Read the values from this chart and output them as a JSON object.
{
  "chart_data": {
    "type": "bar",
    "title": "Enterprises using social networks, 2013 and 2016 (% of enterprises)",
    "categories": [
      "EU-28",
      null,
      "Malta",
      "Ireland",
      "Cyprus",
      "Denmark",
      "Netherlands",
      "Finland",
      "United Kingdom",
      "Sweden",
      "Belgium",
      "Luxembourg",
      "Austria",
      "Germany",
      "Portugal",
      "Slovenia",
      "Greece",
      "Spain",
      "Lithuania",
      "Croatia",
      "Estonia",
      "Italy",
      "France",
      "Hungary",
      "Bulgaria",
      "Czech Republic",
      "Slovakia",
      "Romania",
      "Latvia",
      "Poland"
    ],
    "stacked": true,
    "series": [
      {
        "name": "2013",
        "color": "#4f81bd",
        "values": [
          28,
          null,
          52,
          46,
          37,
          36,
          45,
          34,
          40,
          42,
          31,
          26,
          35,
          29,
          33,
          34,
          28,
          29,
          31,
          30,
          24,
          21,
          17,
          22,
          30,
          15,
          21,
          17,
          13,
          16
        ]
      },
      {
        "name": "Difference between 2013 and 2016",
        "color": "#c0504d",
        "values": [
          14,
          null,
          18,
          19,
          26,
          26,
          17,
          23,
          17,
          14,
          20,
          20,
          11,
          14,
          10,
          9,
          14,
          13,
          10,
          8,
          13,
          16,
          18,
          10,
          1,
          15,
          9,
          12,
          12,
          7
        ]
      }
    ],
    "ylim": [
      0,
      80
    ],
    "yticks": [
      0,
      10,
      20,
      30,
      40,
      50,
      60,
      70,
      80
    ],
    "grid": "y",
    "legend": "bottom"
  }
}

= = = = = = =

## Given problem
Extract all the entries word for word.

## Worked answer
Read the values from this chart and output them as a JSON object.
{
  "chart_data": {
    "type": "bar",
    "title": "Enterprises using social networks, 2013 and 2016 (% of enterprises)",
    "categories": [
      "EU-28",
      null,
      "Malta",
      "Ireland",
      "Cyprus",
      "Denmark",
      "Netherlands",
      "Finland",
      "United Kingdom",
      "Sweden",
      "Belgium",
      "Luxembourg",
      "Austria",
      "Germany",
      "Portugal",
      "Slovenia",
      "Greece",
      "Spain",
      "Lithuania",
      "Croatia",
      "Estonia",
      "Italy",
      "France",
      "Hungary",
      "Bulgaria",
      "Czech Republic",
      "Slovakia",
      "Romania",
      "Latvia",
      "Poland"
    ],
    "stacked": true,
    "series": [
      {
        "name": "2013",
        "color": "#4f81bd",
        "values": [
          28,
          null,
          52,
          46,
          37,
          36,
          45,
          34,
          40,
          42,
          31,
          26,
          35,
          29,
          33,
          34,
          28,
          29,
          31,
          30,
          24,
          21,
          17,
          22,
          30,
          15,
          21,
          17,
          13,
          16
        ]
      },
      {
        "name": "Difference between 2013 and 2016",
        "color": "#c0504d",
        "values": [
          14,
          null,
          18,
          19,
          26,
          26,
          17,
          23,
          17,
          14,
          20,
          20,
          11,
          14,
          10,
          9,
          14,
          13,
          10,
          8,
          13,
          16,
          18,
          10,
          1,
          15,
          9,
          12,
          12,
          7
        ]
      }
    ],
    "ylim": [
      0,
      80
    ],
    "yticks": [
      0,
      10,
      20,
      30,
      40,
      50,
      60,
      70,
      80
    ],
    "grid": "y",
    "legend": "bottom"
  }
}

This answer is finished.